Given instruction:
Each entry must be given again exactly; images do not belong in the copy.

Provided data:
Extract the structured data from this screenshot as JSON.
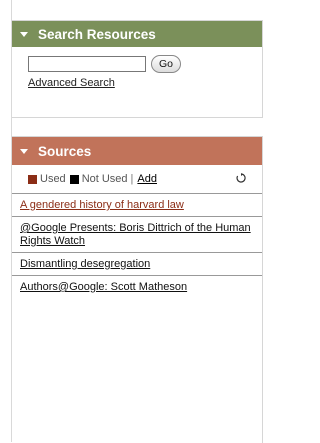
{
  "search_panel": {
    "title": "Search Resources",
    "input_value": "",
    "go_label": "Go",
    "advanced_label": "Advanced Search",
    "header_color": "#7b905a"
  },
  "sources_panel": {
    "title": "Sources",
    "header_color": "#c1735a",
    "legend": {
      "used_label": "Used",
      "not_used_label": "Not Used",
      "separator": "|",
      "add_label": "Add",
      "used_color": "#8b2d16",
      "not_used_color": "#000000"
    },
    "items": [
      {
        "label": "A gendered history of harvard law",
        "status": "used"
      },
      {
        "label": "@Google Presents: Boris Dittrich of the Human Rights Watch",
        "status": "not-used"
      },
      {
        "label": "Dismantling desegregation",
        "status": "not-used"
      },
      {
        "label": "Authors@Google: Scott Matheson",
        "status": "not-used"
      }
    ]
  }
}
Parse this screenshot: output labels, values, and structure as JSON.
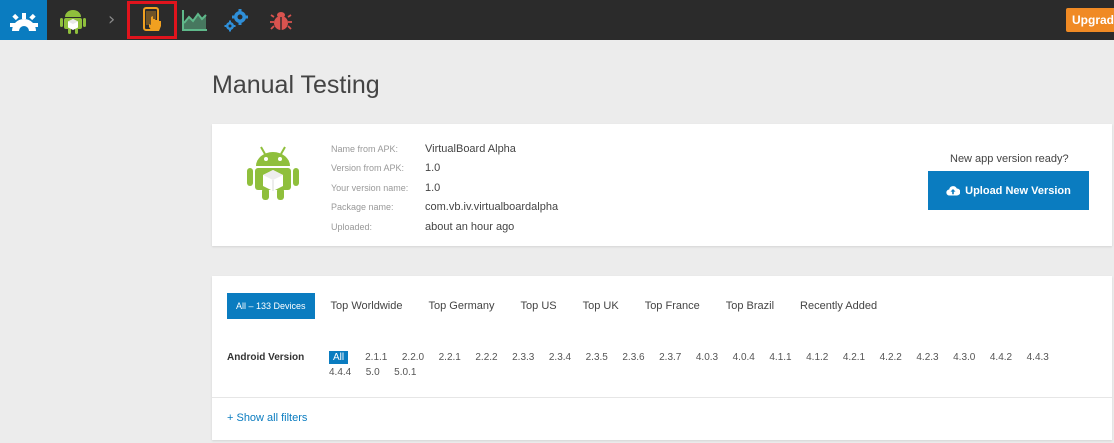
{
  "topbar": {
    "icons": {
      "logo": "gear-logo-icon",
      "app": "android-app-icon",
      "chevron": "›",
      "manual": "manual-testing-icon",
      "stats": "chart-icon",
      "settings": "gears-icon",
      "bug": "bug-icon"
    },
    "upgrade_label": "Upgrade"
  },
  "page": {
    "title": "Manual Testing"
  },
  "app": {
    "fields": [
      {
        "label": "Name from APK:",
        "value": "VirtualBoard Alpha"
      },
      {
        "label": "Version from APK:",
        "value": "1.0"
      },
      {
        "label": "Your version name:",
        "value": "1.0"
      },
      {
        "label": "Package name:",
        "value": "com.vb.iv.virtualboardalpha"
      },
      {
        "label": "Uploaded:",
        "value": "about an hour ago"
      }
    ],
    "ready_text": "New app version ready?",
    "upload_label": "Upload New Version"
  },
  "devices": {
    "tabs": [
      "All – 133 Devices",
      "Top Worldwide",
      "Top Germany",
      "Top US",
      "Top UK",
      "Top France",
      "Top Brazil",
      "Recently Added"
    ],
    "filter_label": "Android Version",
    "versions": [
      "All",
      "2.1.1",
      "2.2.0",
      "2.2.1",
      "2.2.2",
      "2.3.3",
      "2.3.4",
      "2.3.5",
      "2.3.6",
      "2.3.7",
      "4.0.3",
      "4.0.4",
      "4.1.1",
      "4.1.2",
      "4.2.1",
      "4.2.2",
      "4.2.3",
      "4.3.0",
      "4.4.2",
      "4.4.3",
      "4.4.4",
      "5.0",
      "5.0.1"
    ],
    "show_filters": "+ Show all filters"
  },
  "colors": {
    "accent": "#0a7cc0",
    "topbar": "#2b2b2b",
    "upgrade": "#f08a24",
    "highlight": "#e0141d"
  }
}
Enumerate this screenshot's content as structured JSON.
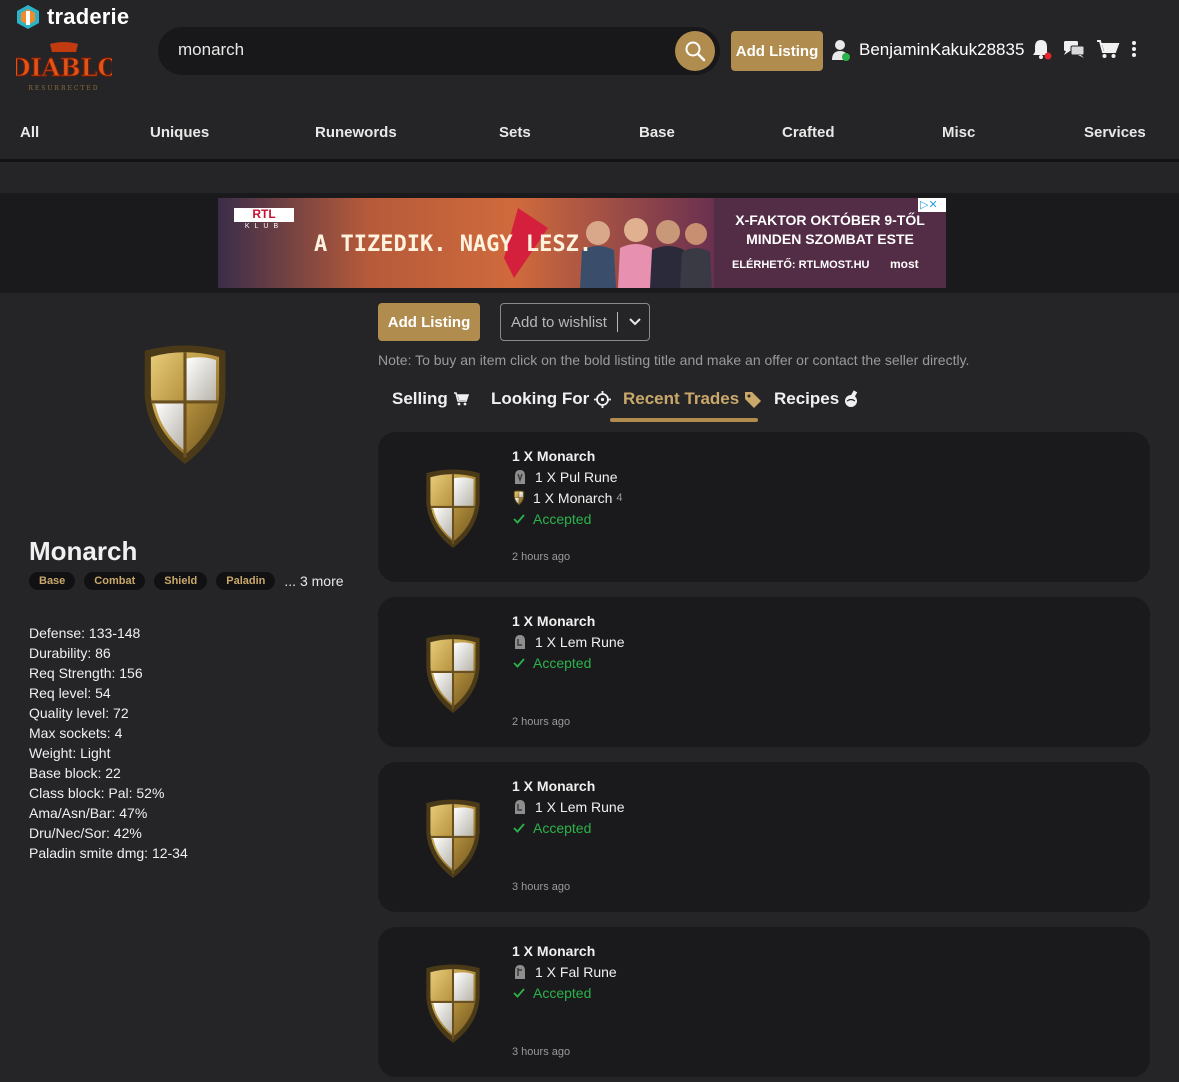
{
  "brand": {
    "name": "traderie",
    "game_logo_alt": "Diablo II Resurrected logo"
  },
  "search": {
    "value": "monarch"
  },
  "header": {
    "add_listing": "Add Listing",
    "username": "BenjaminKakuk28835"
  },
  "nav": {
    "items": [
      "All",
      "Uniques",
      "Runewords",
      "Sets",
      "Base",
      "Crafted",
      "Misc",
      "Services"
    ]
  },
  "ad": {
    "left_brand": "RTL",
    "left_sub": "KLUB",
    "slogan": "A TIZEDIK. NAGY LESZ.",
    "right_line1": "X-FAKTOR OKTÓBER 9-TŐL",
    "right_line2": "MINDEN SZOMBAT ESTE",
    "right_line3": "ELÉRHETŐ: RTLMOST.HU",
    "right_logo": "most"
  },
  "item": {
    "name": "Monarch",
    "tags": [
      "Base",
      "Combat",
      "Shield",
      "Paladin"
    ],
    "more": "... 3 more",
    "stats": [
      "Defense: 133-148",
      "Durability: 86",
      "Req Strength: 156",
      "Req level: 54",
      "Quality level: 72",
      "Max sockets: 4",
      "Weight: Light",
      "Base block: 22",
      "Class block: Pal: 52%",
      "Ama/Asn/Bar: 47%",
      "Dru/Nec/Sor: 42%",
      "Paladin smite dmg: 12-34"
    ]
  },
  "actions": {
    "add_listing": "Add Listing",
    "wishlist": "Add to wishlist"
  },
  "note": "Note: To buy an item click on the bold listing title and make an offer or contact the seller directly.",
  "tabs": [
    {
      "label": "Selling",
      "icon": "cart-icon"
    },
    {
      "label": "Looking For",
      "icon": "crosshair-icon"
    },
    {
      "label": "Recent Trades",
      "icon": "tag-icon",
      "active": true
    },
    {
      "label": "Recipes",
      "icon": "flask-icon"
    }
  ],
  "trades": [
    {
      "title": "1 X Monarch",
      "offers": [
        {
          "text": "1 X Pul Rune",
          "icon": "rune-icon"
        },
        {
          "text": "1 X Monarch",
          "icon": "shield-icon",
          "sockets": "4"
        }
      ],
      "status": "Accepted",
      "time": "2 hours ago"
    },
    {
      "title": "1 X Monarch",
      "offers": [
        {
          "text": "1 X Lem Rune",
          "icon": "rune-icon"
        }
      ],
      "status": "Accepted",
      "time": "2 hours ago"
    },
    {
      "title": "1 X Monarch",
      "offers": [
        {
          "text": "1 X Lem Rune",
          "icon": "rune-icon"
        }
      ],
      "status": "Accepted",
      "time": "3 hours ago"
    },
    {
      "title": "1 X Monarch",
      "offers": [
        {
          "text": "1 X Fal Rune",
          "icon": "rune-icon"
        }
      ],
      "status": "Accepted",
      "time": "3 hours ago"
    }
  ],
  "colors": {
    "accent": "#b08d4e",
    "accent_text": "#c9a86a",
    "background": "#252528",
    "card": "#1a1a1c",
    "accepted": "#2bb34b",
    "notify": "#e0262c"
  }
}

Answer to the task:
Extract the structured data from this screenshot as JSON.
{
  "search_panel": {
    "title": "Search Resources",
    "input_value": "",
    "go_label": "Go",
    "advanced_label": "Advanced Search",
    "header_color": "#7b905a"
  },
  "sources_panel": {
    "title": "Sources",
    "header_color": "#c1735a",
    "legend": {
      "used_label": "Used",
      "not_used_label": "Not Used",
      "separator": "|",
      "add_label": "Add",
      "used_color": "#8b2d16",
      "not_used_color": "#000000"
    },
    "items": [
      {
        "label": "A gendered history of harvard law",
        "status": "used"
      },
      {
        "label": "@Google Presents: Boris Dittrich of the Human Rights Watch",
        "status": "not-used"
      },
      {
        "label": "Dismantling desegregation",
        "status": "not-used"
      },
      {
        "label": "Authors@Google: Scott Matheson",
        "status": "not-used"
      }
    ]
  }
}
Parse this screenshot: output labels, values, and structure as JSON.
{
  "topbar": {
    "icons": {
      "logo": "gear-logo-icon",
      "app": "android-app-icon",
      "chevron": "›",
      "manual": "manual-testing-icon",
      "stats": "chart-icon",
      "settings": "gears-icon",
      "bug": "bug-icon"
    },
    "upgrade_label": "Upgrade"
  },
  "page": {
    "title": "Manual Testing"
  },
  "app": {
    "fields": [
      {
        "label": "Name from APK:",
        "value": "VirtualBoard Alpha"
      },
      {
        "label": "Version from APK:",
        "value": "1.0"
      },
      {
        "label": "Your version name:",
        "value": "1.0"
      },
      {
        "label": "Package name:",
        "value": "com.vb.iv.virtualboardalpha"
      },
      {
        "label": "Uploaded:",
        "value": "about an hour ago"
      }
    ],
    "ready_text": "New app version ready?",
    "upload_label": "Upload New Version"
  },
  "devices": {
    "tabs": [
      "All – 133 Devices",
      "Top Worldwide",
      "Top Germany",
      "Top US",
      "Top UK",
      "Top France",
      "Top Brazil",
      "Recently Added"
    ],
    "filter_label": "Android Version",
    "versions": [
      "All",
      "2.1.1",
      "2.2.0",
      "2.2.1",
      "2.2.2",
      "2.3.3",
      "2.3.4",
      "2.3.5",
      "2.3.6",
      "2.3.7",
      "4.0.3",
      "4.0.4",
      "4.1.1",
      "4.1.2",
      "4.2.1",
      "4.2.2",
      "4.2.3",
      "4.3.0",
      "4.4.2",
      "4.4.3",
      "4.4.4",
      "5.0",
      "5.0.1"
    ],
    "show_filters": "+ Show all filters"
  },
  "colors": {
    "accent": "#0a7cc0",
    "topbar": "#2b2b2b",
    "upgrade": "#f08a24",
    "highlight": "#e0141d"
  }
}
Enumerate this screenshot's content as structured JSON.
{
  "brand": {
    "name": "traderie",
    "game_logo_alt": "Diablo II Resurrected logo"
  },
  "search": {
    "value": "monarch"
  },
  "header": {
    "add_listing": "Add Listing",
    "username": "BenjaminKakuk28835"
  },
  "nav": {
    "items": [
      "All",
      "Uniques",
      "Runewords",
      "Sets",
      "Base",
      "Crafted",
      "Misc",
      "Services"
    ]
  },
  "ad": {
    "left_brand": "RTL",
    "left_sub": "KLUB",
    "slogan": "A TIZEDIK. NAGY LESZ.",
    "right_line1": "X-FAKTOR OKTÓBER 9-TŐL",
    "right_line2": "MINDEN SZOMBAT ESTE",
    "right_line3": "ELÉRHETŐ: RTLMOST.HU",
    "right_logo": "most"
  },
  "item": {
    "name": "Monarch",
    "tags": [
      "Base",
      "Combat",
      "Shield",
      "Paladin"
    ],
    "more": "... 3 more",
    "stats": [
      "Defense: 133-148",
      "Durability: 86",
      "Req Strength: 156",
      "Req level: 54",
      "Quality level: 72",
      "Max sockets: 4",
      "Weight: Light",
      "Base block: 22",
      "Class block: Pal: 52%",
      "Ama/Asn/Bar: 47%",
      "Dru/Nec/Sor: 42%",
      "Paladin smite dmg: 12-34"
    ]
  },
  "actions": {
    "add_listing": "Add Listing",
    "wishlist": "Add to wishlist"
  },
  "note": "Note: To buy an item click on the bold listing title and make an offer or contact the seller directly.",
  "tabs": [
    {
      "label": "Selling",
      "icon": "cart-icon"
    },
    {
      "label": "Looking For",
      "icon": "crosshair-icon"
    },
    {
      "label": "Recent Trades",
      "icon": "tag-icon",
      "active": true
    },
    {
      "label": "Recipes",
      "icon": "flask-icon"
    }
  ],
  "trades": [
    {
      "title": "1 X Monarch",
      "offers": [
        {
          "text": "1 X Pul Rune",
          "icon": "rune-icon"
        },
        {
          "text": "1 X Monarch",
          "icon": "shield-icon",
          "sockets": "4"
        }
      ],
      "status": "Accepted",
      "time": "2 hours ago"
    },
    {
      "title": "1 X Monarch",
      "offers": [
        {
          "text": "1 X Lem Rune",
          "icon": "rune-icon"
        }
      ],
      "status": "Accepted",
      "time": "2 hours ago"
    },
    {
      "title": "1 X Monarch",
      "offers": [
        {
          "text": "1 X Lem Rune",
          "icon": "rune-icon"
        }
      ],
      "status": "Accepted",
      "time": "3 hours ago"
    },
    {
      "title": "1 X Monarch",
      "offers": [
        {
          "text": "1 X Fal Rune",
          "icon": "rune-icon"
        }
      ],
      "status": "Accepted",
      "time": "3 hours ago"
    }
  ],
  "colors": {
    "accent": "#b08d4e",
    "accent_text": "#c9a86a",
    "background": "#252528",
    "card": "#1a1a1c",
    "accepted": "#2bb34b",
    "notify": "#e0262c"
  }
}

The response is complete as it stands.